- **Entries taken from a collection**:
==*==
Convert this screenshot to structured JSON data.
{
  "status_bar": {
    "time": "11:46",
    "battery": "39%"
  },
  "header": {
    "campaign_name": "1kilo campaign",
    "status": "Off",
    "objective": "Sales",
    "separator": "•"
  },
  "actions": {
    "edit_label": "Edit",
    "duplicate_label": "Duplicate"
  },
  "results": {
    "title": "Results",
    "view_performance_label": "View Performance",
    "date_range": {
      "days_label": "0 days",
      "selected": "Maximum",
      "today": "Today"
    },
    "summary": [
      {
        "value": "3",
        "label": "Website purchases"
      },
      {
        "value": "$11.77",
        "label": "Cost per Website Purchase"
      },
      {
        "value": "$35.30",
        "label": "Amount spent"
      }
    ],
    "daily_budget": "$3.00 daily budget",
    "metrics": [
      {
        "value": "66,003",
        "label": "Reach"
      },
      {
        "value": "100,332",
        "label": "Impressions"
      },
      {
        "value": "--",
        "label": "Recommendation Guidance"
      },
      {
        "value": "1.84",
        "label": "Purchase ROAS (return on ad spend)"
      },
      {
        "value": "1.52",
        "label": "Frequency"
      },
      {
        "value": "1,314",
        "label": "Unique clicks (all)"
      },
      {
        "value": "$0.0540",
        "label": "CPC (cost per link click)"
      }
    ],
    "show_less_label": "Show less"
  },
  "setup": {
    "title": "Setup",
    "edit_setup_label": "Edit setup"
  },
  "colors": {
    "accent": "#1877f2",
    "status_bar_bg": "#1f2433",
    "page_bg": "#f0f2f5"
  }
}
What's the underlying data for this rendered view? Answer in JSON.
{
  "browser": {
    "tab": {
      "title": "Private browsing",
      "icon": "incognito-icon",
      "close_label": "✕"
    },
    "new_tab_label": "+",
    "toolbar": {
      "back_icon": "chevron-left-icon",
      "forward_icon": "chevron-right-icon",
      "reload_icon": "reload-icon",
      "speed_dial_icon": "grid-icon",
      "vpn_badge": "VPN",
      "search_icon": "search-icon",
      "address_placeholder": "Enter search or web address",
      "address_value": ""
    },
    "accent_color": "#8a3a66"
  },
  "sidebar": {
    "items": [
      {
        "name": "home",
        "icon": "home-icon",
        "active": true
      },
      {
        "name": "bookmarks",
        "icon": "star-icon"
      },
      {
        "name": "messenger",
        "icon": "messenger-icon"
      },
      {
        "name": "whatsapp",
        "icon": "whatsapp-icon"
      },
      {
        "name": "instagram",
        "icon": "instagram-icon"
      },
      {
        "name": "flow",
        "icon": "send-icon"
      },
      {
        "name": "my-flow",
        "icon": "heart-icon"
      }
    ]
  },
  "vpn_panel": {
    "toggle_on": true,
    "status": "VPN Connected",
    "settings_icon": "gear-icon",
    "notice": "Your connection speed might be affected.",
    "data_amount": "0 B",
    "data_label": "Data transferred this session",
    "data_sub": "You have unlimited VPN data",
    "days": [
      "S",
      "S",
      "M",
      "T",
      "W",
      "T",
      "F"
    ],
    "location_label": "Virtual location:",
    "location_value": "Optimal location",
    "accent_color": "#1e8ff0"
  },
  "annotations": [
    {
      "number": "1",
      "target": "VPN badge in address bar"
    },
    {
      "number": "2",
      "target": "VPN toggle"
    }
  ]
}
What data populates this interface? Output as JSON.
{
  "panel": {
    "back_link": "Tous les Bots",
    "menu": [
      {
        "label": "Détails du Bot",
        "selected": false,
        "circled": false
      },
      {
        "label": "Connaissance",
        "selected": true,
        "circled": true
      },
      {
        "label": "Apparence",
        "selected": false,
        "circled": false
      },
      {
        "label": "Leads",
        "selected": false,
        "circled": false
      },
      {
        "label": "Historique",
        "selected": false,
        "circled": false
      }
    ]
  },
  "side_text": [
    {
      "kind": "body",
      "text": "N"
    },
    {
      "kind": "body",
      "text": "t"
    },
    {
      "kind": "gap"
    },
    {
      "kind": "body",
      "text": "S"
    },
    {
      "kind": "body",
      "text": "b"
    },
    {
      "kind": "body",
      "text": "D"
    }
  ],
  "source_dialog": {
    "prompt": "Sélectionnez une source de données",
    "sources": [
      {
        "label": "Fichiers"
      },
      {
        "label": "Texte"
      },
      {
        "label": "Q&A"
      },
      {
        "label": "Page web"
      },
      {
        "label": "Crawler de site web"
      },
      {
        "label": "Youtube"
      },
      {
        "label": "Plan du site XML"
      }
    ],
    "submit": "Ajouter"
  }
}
==*==
- **SHORT TASK**: Make an exact copy of every entry.

- **SOLUTION FOR THIS PROBLEM**:
Convert this screenshot to structured JSON data.
{
  "status_bar": {
    "time": "11:46",
    "battery": "39%"
  },
  "header": {
    "campaign_name": "1kilo campaign",
    "status": "Off",
    "objective": "Sales",
    "separator": "•"
  },
  "actions": {
    "edit_label": "Edit",
    "duplicate_label": "Duplicate"
  },
  "results": {
    "title": "Results",
    "view_performance_label": "View Performance",
    "date_range": {
      "days_label": "0 days",
      "selected": "Maximum",
      "today": "Today"
    },
    "summary": [
      {
        "value": "3",
        "label": "Website purchases"
      },
      {
        "value": "$11.77",
        "label": "Cost per Website Purchase"
      },
      {
        "value": "$35.30",
        "label": "Amount spent"
      }
    ],
    "daily_budget": "$3.00 daily budget",
    "metrics": [
      {
        "value": "66,003",
        "label": "Reach"
      },
      {
        "value": "100,332",
        "label": "Impressions"
      },
      {
        "value": "--",
        "label": "Recommendation Guidance"
      },
      {
        "value": "1.84",
        "label": "Purchase ROAS (return on ad spend)"
      },
      {
        "value": "1.52",
        "label": "Frequency"
      },
      {
        "value": "1,314",
        "label": "Unique clicks (all)"
      },
      {
        "value": "$0.0540",
        "label": "CPC (cost per link click)"
      }
    ],
    "show_less_label": "Show less"
  },
  "setup": {
    "title": "Setup",
    "edit_setup_label": "Edit setup"
  },
  "colors": {
    "accent": "#1877f2",
    "status_bar_bg": "#1f2433",
    "page_bg": "#f0f2f5"
  }
}
What's the underlying data for this rendered view? Answer in JSON.
{
  "browser": {
    "tab": {
      "title": "Private browsing",
      "icon": "incognito-icon",
      "close_label": "✕"
    },
    "new_tab_label": "+",
    "toolbar": {
      "back_icon": "chevron-left-icon",
      "forward_icon": "chevron-right-icon",
      "reload_icon": "reload-icon",
      "speed_dial_icon": "grid-icon",
      "vpn_badge": "VPN",
      "search_icon": "search-icon",
      "address_placeholder": "Enter search or web address",
      "address_value": ""
    },
    "accent_color": "#8a3a66"
  },
  "sidebar": {
    "items": [
      {
        "name": "home",
        "icon": "home-icon",
        "active": true
      },
      {
        "name": "bookmarks",
        "icon": "star-icon"
      },
      {
        "name": "messenger",
        "icon": "messenger-icon"
      },
      {
        "name": "whatsapp",
        "icon": "whatsapp-icon"
      },
      {
        "name": "instagram",
        "icon": "instagram-icon"
      },
      {
        "name": "flow",
        "icon": "send-icon"
      },
      {
        "name": "my-flow",
        "icon": "heart-icon"
      }
    ]
  },
  "vpn_panel": {
    "toggle_on": true,
    "status": "VPN Connected",
    "settings_icon": "gear-icon",
    "notice": "Your connection speed might be affected.",
    "data_amount": "0 B",
    "data_label": "Data transferred this session",
    "data_sub": "You have unlimited VPN data",
    "days": [
      "S",
      "S",
      "M",
      "T",
      "W",
      "T",
      "F"
    ],
    "location_label": "Virtual location:",
    "location_value": "Optimal location",
    "accent_color": "#1e8ff0"
  },
  "annotations": [
    {
      "number": "1",
      "target": "VPN badge in address bar"
    },
    {
      "number": "2",
      "target": "VPN toggle"
    }
  ]
}
What data populates this interface? Output as JSON.
{
  "panel": {
    "back_link": "Tous les Bots",
    "menu": [
      {
        "label": "Détails du Bot",
        "selected": false,
        "circled": false
      },
      {
        "label": "Connaissance",
        "selected": true,
        "circled": true
      },
      {
        "label": "Apparence",
        "selected": false,
        "circled": false
      },
      {
        "label": "Leads",
        "selected": false,
        "circled": false
      },
      {
        "label": "Historique",
        "selected": false,
        "circled": false
      }
    ]
  },
  "side_text": [
    {
      "kind": "body",
      "text": "N"
    },
    {
      "kind": "body",
      "text": "t"
    },
    {
      "kind": "gap"
    },
    {
      "kind": "body",
      "text": "S"
    },
    {
      "kind": "body",
      "text": "b"
    },
    {
      "kind": "body",
      "text": "D"
    }
  ],
  "source_dialog": {
    "prompt": "Sélectionnez une source de données",
    "sources": [
      {
        "label": "Fichiers"
      },
      {
        "label": "Texte"
      },
      {
        "label": "Q&A"
      },
      {
        "label": "Page web"
      },
      {
        "label": "Crawler de site web"
      },
      {
        "label": "Youtube"
      },
      {
        "label": "Plan du site XML"
      }
    ],
    "submit": "Ajouter"
  }
}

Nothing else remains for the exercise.